WHAT YOU NEED TO DO >> Only the number is wanted: how many lines of the data contain "ГОСТ"?
.....
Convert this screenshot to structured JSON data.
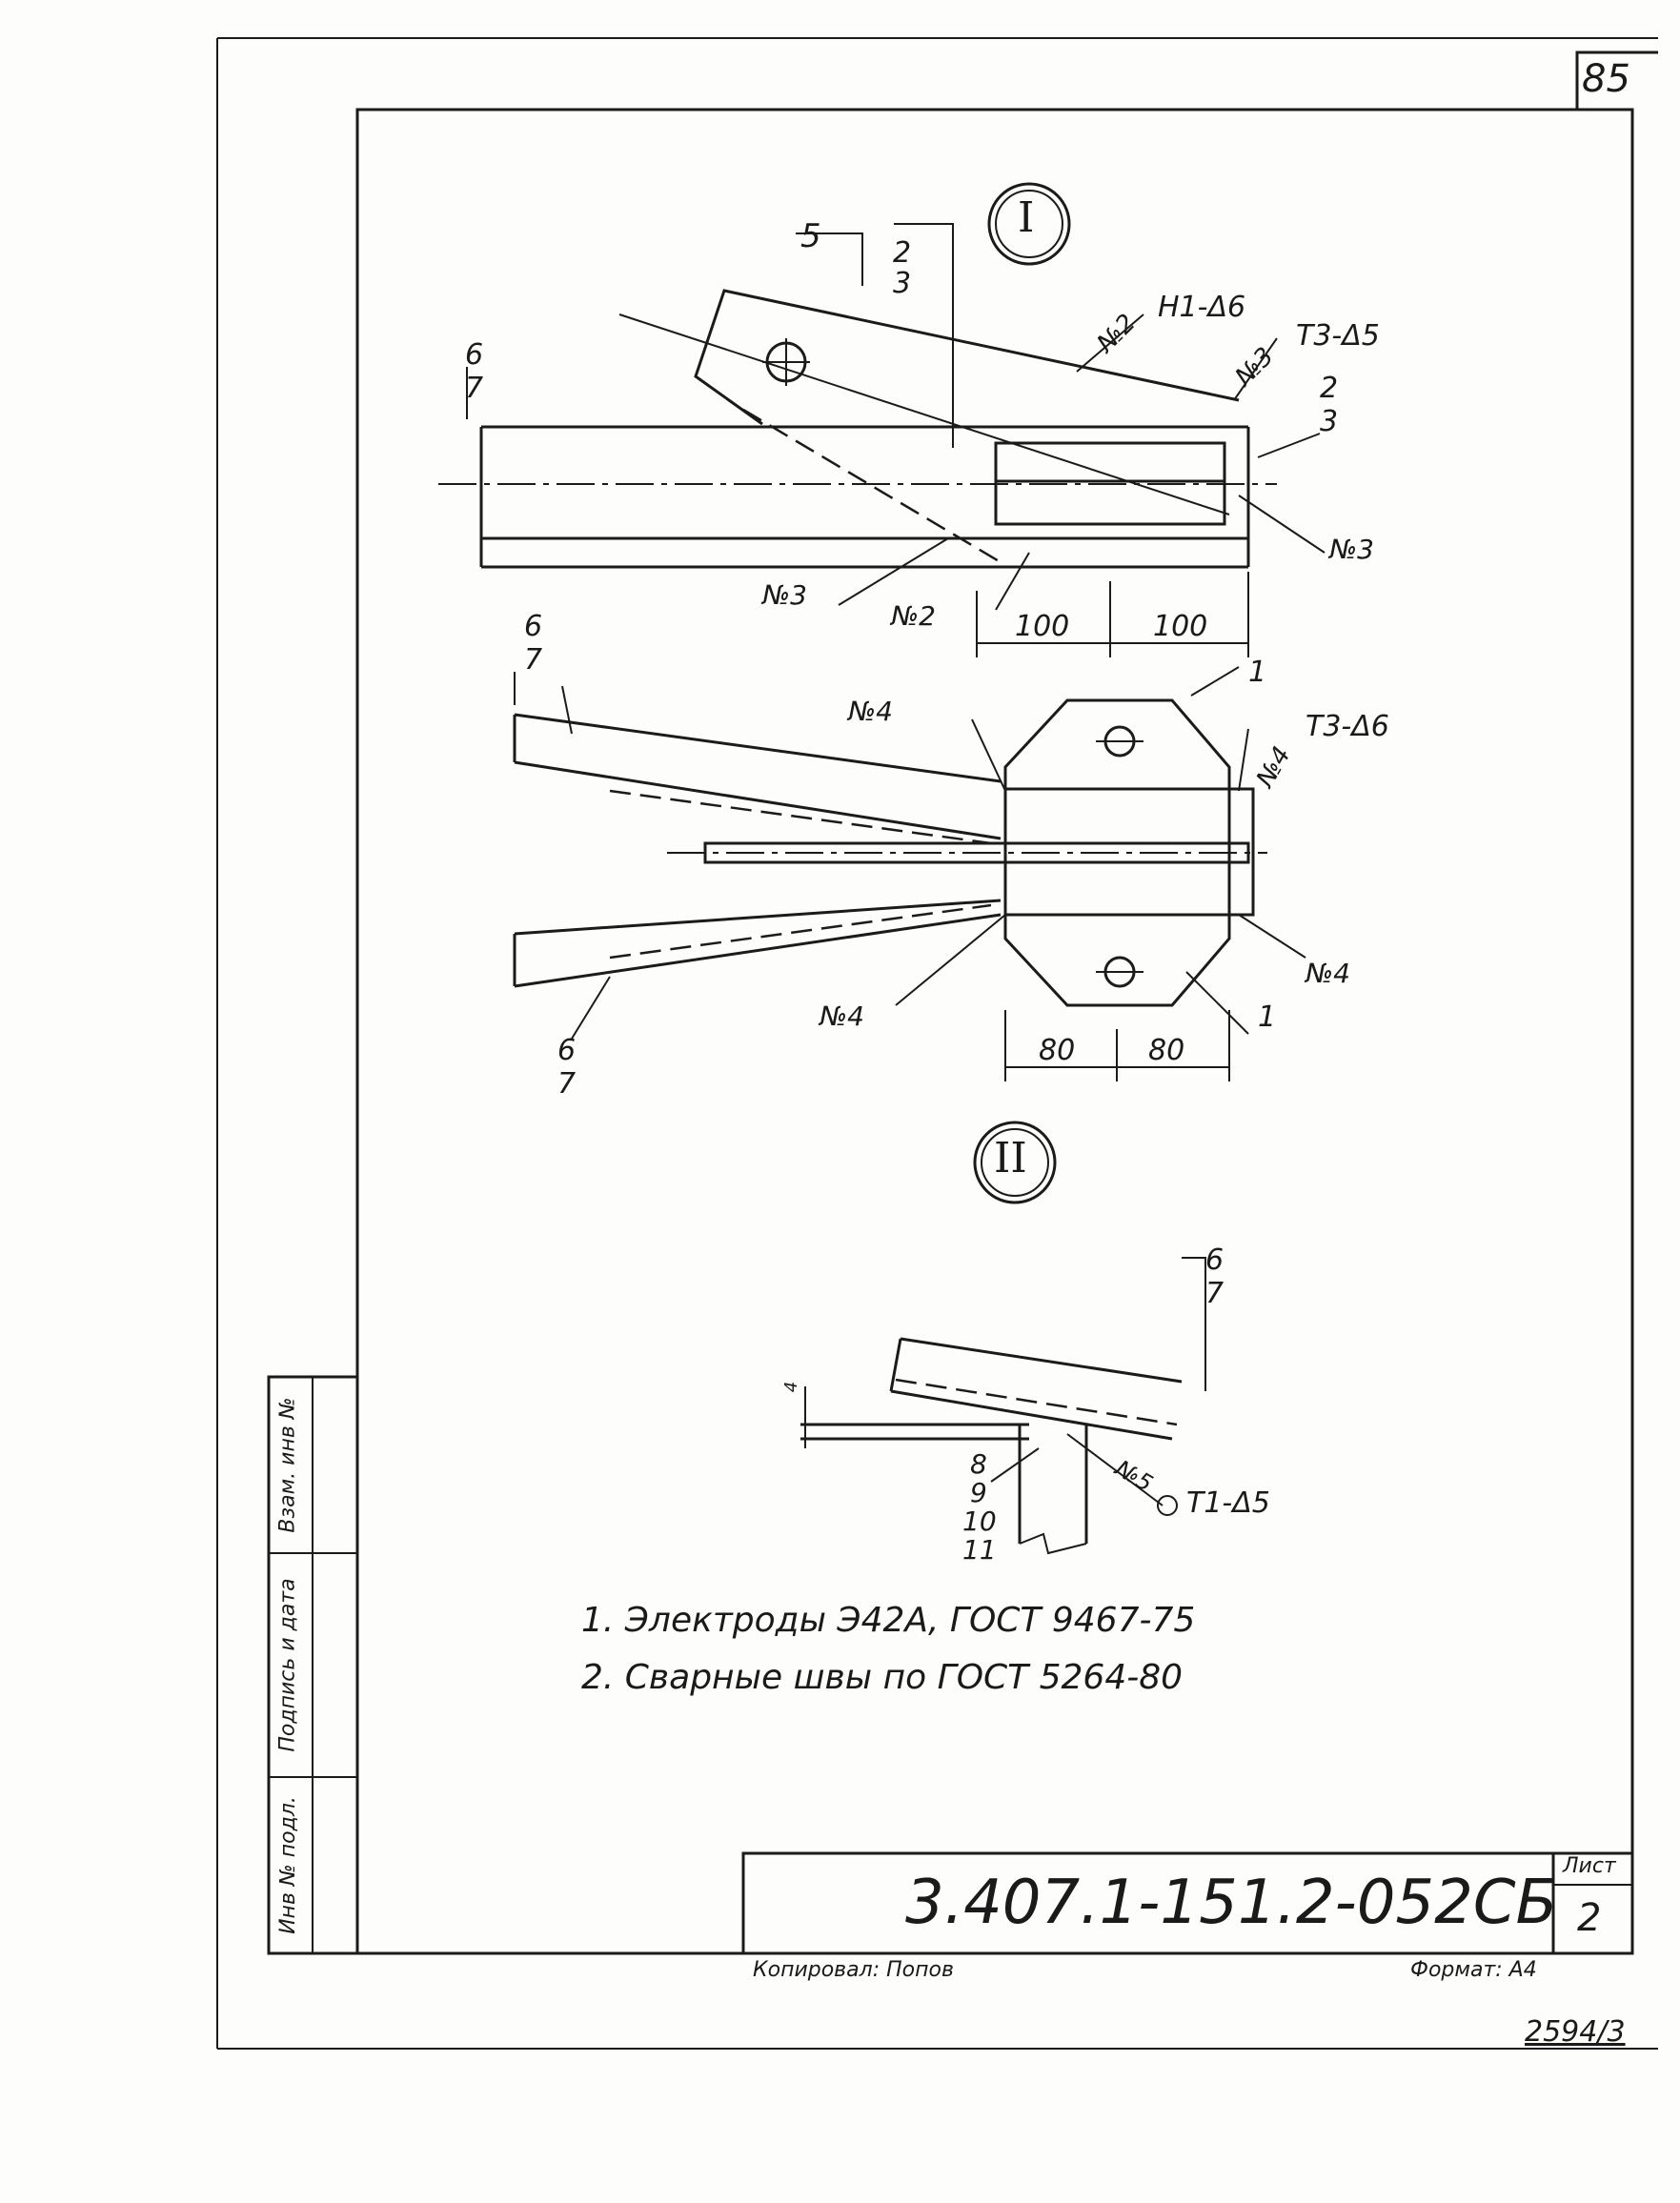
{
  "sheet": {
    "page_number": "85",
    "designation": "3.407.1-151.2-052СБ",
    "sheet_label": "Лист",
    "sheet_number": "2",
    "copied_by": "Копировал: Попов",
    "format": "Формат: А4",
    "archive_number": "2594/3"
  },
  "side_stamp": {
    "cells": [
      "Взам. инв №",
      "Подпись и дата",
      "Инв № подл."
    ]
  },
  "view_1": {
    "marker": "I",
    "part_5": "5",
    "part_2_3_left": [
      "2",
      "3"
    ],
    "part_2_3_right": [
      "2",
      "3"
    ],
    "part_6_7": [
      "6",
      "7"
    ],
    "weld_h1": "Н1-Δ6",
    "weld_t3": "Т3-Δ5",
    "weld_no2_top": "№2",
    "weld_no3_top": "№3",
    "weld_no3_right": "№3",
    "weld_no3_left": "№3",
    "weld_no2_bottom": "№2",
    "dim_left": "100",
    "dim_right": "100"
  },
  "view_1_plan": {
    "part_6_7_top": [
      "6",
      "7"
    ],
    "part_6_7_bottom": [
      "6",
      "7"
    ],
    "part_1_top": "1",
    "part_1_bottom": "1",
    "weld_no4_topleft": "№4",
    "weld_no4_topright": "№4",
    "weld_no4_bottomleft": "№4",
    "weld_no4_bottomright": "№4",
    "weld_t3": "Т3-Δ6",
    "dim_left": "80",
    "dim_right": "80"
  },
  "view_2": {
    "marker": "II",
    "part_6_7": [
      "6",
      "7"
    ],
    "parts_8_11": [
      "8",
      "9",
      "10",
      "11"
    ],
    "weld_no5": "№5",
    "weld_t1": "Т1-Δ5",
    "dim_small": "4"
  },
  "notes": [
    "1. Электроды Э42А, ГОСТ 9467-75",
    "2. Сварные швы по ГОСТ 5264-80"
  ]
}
.....
RESPONSE BELOW >> 2